Dataset items
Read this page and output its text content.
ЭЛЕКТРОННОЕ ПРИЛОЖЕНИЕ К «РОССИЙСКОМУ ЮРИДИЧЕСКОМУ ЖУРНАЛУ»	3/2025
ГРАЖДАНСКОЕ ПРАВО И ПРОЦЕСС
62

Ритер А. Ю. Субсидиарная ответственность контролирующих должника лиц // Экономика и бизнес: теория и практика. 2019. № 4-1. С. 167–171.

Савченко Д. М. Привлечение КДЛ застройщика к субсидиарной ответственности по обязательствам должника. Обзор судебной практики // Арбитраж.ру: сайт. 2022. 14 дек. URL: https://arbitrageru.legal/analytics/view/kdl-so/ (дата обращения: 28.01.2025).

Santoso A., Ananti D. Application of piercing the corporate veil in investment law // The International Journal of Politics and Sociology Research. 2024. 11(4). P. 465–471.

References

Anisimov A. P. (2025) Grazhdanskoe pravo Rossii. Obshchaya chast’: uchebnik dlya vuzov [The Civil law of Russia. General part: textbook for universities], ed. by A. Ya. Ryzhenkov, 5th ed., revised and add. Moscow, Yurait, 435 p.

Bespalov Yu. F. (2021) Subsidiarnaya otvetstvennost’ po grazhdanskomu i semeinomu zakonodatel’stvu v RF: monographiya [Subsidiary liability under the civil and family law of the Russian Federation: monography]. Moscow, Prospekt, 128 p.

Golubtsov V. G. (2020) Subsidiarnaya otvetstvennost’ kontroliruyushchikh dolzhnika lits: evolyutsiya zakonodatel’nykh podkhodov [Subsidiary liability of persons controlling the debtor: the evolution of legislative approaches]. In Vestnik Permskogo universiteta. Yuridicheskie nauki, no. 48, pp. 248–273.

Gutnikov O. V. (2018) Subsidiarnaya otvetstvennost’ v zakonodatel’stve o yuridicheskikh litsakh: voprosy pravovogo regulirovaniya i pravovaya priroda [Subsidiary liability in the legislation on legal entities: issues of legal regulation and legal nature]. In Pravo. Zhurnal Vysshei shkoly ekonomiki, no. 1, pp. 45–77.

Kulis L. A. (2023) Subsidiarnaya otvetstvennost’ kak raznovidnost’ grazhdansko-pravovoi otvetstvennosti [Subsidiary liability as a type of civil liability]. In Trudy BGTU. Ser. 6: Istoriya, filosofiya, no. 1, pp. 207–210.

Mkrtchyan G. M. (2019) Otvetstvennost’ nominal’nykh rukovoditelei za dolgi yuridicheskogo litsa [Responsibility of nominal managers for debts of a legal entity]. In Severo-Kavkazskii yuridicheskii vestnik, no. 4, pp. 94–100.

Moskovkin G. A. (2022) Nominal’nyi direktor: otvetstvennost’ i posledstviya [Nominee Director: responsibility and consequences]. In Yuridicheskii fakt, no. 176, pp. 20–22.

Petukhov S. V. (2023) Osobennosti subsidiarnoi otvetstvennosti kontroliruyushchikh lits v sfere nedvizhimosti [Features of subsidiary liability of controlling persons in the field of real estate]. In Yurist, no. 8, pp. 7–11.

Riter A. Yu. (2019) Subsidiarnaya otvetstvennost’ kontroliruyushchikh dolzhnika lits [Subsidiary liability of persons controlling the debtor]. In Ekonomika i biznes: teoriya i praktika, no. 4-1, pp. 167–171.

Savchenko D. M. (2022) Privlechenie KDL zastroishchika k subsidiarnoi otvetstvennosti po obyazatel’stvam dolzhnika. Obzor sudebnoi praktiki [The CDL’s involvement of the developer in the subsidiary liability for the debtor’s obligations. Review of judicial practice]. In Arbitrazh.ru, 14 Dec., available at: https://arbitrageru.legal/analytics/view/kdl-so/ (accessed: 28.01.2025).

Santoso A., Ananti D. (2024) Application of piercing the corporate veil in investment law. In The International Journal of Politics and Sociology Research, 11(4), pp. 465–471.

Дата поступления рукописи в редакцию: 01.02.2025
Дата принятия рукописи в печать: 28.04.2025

Problem statement
Find the lines above that contain the word "zakonodatel" and collect them.

Solution to this exercise
Bespalov Yu. F. (2021) Subsidiarnaya otvetstvennost’ po grazhdanskomu i semeinomu zakonodatel’stvu v RF: monographiya [Subsidiary liability under the civil and family law of the Russian Federation: monography]. Moscow, Prospekt, 128 p.
Golubtsov V. G. (2020) Subsidiarnaya otvetstvennost’ kontroliruyushchikh dolzhnika lits: evolyutsiya zakonodatel’nykh podkhodov [Subsidiary liability of persons controlling the debtor: the evolution of legislative approaches]. In Vestnik Permskogo universiteta. Yuridicheskie nauki, no. 48, pp. 248–273.
Gutnikov O. V. (2018) Subsidiarnaya otvetstvennost’ v zakonodatel’stve o yuridicheskikh litsakh: voprosy pravovogo regulirovaniya i pravovaya priroda [Subsidiary liability in the legislation on legal entities: issues of legal regulation and legal nature]. In Pravo. Zhurnal Vysshei shkoly ekonomiki, no. 1, pp. 45–77.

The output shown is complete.